Work to be completed: Only the lines from the one containing "What text is on this page?" to the end of the entries should be written out, each exactly as it stands, both ends included.
※
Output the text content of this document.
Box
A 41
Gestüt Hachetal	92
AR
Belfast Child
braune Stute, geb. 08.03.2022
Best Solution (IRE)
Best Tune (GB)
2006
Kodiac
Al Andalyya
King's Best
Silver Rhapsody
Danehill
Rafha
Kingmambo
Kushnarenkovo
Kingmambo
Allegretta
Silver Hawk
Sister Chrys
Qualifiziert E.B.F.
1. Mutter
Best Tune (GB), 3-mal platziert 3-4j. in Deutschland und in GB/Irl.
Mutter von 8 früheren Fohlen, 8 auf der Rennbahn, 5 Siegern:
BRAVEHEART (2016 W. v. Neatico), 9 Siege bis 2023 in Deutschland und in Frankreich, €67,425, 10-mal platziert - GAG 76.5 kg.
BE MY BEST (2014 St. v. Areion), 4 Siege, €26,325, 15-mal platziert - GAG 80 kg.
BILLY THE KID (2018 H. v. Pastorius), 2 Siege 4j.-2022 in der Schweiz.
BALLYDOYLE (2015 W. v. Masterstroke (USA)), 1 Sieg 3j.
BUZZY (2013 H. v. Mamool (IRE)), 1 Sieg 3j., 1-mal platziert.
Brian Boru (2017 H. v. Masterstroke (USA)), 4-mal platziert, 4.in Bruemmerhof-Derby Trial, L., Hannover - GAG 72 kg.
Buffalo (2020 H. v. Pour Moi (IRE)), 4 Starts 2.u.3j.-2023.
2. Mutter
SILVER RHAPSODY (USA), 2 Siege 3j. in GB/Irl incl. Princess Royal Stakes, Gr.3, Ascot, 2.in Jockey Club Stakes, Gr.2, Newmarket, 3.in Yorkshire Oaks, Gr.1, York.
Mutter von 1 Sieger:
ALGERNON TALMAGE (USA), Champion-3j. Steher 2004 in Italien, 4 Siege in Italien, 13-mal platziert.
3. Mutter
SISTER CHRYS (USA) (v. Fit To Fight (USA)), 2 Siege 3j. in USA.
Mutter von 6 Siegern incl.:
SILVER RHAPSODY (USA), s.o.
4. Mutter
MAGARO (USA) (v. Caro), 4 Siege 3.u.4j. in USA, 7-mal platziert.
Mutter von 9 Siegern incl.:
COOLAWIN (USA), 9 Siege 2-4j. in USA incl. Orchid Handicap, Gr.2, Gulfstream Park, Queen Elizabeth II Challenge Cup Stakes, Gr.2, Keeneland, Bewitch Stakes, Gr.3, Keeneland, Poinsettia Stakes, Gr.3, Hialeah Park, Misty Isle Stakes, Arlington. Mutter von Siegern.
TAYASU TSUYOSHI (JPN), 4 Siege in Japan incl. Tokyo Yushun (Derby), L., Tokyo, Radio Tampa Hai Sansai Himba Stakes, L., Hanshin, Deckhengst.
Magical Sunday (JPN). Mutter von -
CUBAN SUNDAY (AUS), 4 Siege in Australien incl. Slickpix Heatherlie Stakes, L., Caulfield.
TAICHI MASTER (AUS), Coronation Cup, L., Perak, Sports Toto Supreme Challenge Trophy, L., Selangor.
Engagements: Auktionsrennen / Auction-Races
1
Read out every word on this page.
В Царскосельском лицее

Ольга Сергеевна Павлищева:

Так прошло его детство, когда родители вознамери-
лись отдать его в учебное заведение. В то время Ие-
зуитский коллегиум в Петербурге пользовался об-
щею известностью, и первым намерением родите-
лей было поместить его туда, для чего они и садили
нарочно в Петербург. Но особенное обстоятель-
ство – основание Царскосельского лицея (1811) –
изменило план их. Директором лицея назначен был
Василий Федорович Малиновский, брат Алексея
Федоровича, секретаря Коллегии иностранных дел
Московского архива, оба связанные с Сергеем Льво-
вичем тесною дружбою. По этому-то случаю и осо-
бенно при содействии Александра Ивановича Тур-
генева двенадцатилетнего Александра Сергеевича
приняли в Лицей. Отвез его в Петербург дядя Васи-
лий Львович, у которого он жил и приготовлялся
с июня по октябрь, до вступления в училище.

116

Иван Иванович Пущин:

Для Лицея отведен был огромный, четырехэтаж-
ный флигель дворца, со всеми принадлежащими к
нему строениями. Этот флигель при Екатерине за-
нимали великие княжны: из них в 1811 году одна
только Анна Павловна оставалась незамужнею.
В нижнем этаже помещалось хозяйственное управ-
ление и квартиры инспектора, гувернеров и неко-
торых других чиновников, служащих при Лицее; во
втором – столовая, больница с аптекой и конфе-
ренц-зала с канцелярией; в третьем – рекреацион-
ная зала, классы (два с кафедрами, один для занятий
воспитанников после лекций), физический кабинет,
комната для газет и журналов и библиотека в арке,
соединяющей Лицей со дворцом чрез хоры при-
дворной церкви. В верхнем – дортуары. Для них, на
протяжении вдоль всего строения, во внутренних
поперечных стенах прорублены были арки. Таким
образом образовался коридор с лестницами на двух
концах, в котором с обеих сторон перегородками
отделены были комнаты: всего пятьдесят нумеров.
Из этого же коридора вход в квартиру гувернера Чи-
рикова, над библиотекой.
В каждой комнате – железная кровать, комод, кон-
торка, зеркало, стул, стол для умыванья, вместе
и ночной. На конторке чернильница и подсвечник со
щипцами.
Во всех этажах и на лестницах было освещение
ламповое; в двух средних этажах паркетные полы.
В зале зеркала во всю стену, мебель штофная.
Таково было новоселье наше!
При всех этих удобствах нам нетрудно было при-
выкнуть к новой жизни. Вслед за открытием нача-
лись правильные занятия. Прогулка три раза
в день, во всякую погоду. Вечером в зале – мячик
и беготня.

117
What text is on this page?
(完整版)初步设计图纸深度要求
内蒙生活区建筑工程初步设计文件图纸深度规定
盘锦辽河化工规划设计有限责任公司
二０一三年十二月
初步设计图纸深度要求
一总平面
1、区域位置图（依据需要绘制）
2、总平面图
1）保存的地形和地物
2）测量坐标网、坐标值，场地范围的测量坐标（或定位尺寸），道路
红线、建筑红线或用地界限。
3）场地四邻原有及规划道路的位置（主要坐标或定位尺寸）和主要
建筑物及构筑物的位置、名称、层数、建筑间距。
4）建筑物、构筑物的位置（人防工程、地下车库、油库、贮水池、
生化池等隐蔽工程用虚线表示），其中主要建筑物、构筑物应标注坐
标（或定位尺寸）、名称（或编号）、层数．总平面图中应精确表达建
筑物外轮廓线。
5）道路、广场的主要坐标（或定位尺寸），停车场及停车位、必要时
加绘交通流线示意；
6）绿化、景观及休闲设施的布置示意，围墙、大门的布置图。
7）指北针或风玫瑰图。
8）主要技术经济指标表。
※
Result:
What text is on this page?
(完整版)初步设计图纸深度要求
内蒙生活区建筑工程初步设计文件图纸深度规定
盘锦辽河化工规划设计有限责任公司
二０一三年十二月
初步设计图纸深度要求
一总平面
1、区域位置图（依据需要绘制）
2、总平面图
1）保存的地形和地物
2）测量坐标网、坐标值，场地范围的测量坐标（或定位尺寸），道路
红线、建筑红线或用地界限。
3）场地四邻原有及规划道路的位置（主要坐标或定位尺寸）和主要
建筑物及构筑物的位置、名称、层数、建筑间距。
4）建筑物、构筑物的位置（人防工程、地下车库、油库、贮水池、
生化池等隐蔽工程用虚线表示），其中主要建筑物、构筑物应标注坐
标（或定位尺寸）、名称（或编号）、层数．总平面图中应精确表达建
筑物外轮廓线。
5）道路、广场的主要坐标（或定位尺寸），停车场及停车位、必要时
加绘交通流线示意；
6）绿化、景观及休闲设施的布置示意，围墙、大门的布置图。
7）指北针或风玫瑰图。
8）主要技术经济指标表。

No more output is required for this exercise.